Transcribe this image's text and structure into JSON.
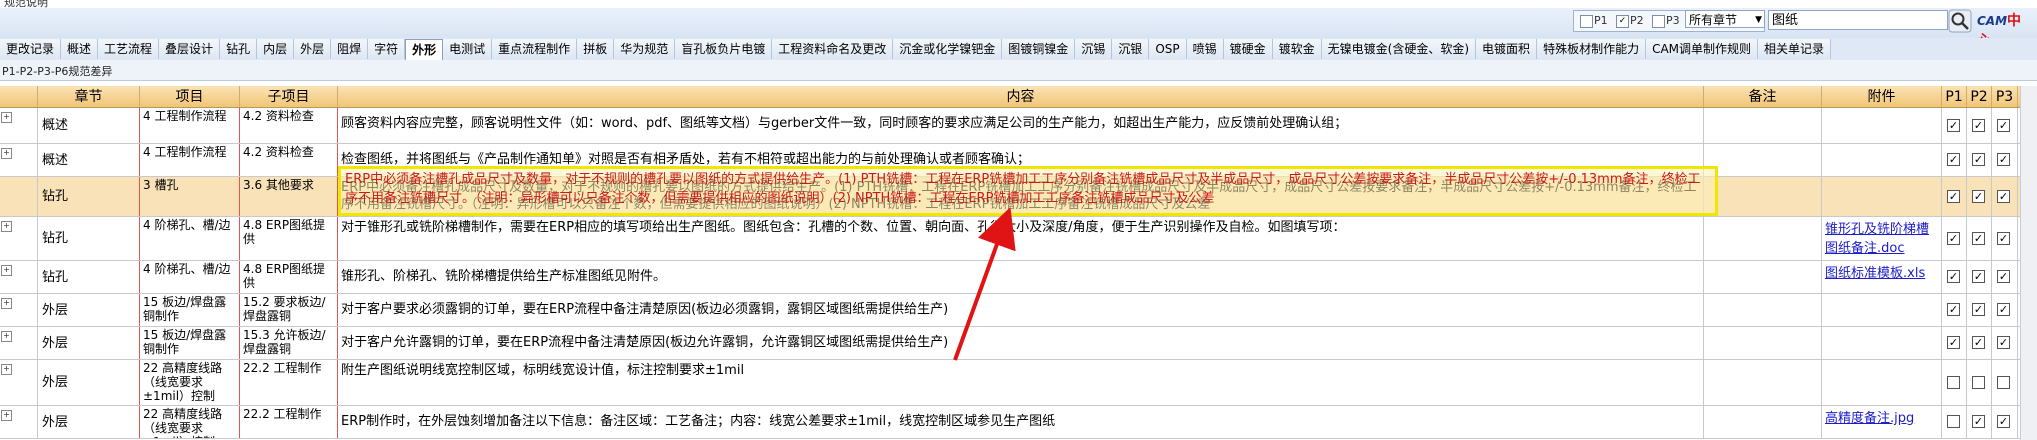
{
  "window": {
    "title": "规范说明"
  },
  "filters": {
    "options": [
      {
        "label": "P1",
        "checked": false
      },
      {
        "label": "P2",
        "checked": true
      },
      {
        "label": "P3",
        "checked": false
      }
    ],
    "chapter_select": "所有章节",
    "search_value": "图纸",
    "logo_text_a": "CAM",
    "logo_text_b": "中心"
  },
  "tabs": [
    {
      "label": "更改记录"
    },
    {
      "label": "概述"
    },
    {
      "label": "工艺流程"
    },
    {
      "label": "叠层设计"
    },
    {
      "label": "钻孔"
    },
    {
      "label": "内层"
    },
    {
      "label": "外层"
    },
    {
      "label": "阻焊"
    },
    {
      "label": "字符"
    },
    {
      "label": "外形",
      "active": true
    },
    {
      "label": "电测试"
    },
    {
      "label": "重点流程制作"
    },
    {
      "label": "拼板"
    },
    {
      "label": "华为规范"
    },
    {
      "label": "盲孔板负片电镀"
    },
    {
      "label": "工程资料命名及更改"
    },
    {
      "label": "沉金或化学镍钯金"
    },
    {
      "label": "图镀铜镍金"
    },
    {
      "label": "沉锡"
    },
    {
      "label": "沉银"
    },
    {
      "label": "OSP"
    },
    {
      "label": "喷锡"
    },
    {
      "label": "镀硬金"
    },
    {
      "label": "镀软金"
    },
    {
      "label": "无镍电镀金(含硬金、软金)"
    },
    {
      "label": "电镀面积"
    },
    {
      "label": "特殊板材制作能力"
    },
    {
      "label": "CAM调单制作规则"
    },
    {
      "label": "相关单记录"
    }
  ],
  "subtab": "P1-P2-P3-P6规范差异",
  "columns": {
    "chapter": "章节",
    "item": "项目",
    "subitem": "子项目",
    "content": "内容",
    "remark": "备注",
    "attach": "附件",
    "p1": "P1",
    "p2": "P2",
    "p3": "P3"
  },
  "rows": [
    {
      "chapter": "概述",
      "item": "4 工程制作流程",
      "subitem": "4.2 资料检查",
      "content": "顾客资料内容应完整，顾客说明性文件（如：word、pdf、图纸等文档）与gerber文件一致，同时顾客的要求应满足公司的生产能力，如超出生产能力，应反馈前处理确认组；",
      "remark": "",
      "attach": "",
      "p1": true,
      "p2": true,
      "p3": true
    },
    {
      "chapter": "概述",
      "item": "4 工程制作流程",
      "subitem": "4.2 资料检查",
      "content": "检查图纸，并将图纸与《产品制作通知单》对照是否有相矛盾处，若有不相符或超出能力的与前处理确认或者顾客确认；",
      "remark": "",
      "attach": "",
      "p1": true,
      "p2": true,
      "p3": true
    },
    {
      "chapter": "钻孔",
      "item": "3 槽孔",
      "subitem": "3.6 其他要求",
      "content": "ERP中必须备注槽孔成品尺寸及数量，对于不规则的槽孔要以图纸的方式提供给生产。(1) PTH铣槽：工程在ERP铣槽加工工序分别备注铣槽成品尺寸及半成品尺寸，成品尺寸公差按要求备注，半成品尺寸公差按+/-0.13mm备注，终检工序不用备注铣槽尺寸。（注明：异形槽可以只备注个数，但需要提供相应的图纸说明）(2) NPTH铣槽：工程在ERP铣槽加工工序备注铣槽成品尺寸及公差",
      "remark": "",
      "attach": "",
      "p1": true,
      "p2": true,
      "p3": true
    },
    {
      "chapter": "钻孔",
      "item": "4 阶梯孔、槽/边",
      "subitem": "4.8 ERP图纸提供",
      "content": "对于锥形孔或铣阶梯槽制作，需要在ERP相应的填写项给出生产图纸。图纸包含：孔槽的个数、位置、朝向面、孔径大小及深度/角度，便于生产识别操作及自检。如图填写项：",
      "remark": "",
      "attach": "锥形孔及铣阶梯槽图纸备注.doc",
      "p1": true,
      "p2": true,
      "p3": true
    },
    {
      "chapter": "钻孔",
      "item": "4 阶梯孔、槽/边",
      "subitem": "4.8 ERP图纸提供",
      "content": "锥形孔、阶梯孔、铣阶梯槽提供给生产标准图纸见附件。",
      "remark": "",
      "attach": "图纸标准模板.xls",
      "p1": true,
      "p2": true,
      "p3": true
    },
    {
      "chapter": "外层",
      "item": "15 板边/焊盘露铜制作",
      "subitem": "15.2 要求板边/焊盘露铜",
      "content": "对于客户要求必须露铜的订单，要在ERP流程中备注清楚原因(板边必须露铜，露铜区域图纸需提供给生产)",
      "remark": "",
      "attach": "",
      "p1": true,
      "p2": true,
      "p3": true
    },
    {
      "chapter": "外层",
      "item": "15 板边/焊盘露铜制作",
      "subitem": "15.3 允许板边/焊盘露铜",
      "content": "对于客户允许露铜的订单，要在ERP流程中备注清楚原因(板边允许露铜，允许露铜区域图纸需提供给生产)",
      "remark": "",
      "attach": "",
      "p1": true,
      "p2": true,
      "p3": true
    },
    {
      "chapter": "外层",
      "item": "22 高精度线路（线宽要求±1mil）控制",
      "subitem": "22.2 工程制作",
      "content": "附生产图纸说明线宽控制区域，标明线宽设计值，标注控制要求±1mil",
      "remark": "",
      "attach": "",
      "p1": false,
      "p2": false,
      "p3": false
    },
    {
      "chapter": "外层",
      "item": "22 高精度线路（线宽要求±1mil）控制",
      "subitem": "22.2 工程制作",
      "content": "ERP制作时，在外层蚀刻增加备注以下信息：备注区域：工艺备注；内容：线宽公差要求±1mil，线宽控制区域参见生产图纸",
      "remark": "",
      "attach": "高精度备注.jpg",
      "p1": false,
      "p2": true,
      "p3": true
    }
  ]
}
=====
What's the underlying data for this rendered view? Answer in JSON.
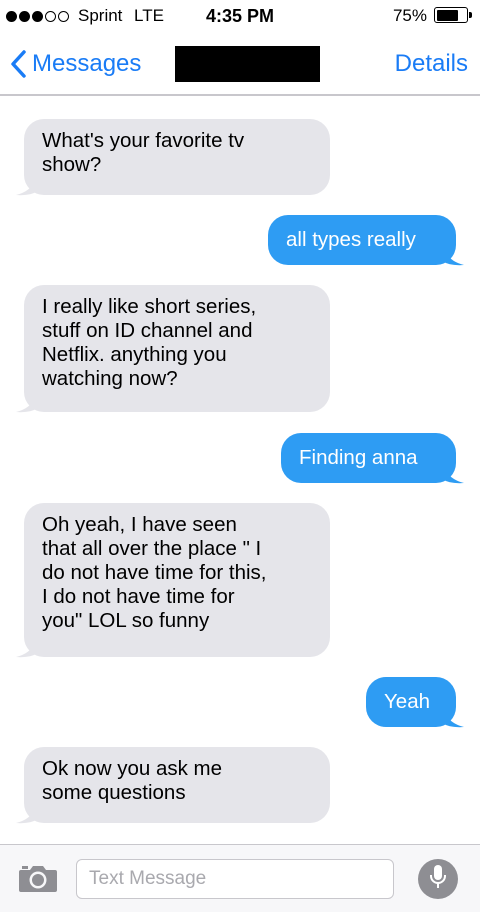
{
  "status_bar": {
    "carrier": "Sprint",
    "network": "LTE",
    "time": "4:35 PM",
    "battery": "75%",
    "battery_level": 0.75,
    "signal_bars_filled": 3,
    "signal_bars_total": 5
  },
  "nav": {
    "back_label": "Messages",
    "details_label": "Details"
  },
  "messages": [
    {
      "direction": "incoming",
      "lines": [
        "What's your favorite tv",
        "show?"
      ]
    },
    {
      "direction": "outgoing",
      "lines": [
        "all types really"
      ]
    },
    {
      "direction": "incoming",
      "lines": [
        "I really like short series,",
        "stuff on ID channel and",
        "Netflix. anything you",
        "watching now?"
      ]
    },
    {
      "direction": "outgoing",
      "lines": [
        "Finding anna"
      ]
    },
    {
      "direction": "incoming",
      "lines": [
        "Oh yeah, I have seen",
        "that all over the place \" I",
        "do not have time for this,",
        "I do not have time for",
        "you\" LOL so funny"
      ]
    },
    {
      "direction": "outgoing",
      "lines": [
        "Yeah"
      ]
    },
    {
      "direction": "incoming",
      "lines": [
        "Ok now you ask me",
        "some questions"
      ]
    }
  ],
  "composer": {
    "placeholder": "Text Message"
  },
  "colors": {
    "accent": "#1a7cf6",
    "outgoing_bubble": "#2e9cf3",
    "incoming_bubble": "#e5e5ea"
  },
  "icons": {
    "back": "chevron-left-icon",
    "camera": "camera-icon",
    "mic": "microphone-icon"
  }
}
=====
Written instruction :: Reproduce every line from the entries that holds the word "have".

Result below ::
        "Oh yeah, I have seen",
        "do not have time for this,",
        "I do not have time for",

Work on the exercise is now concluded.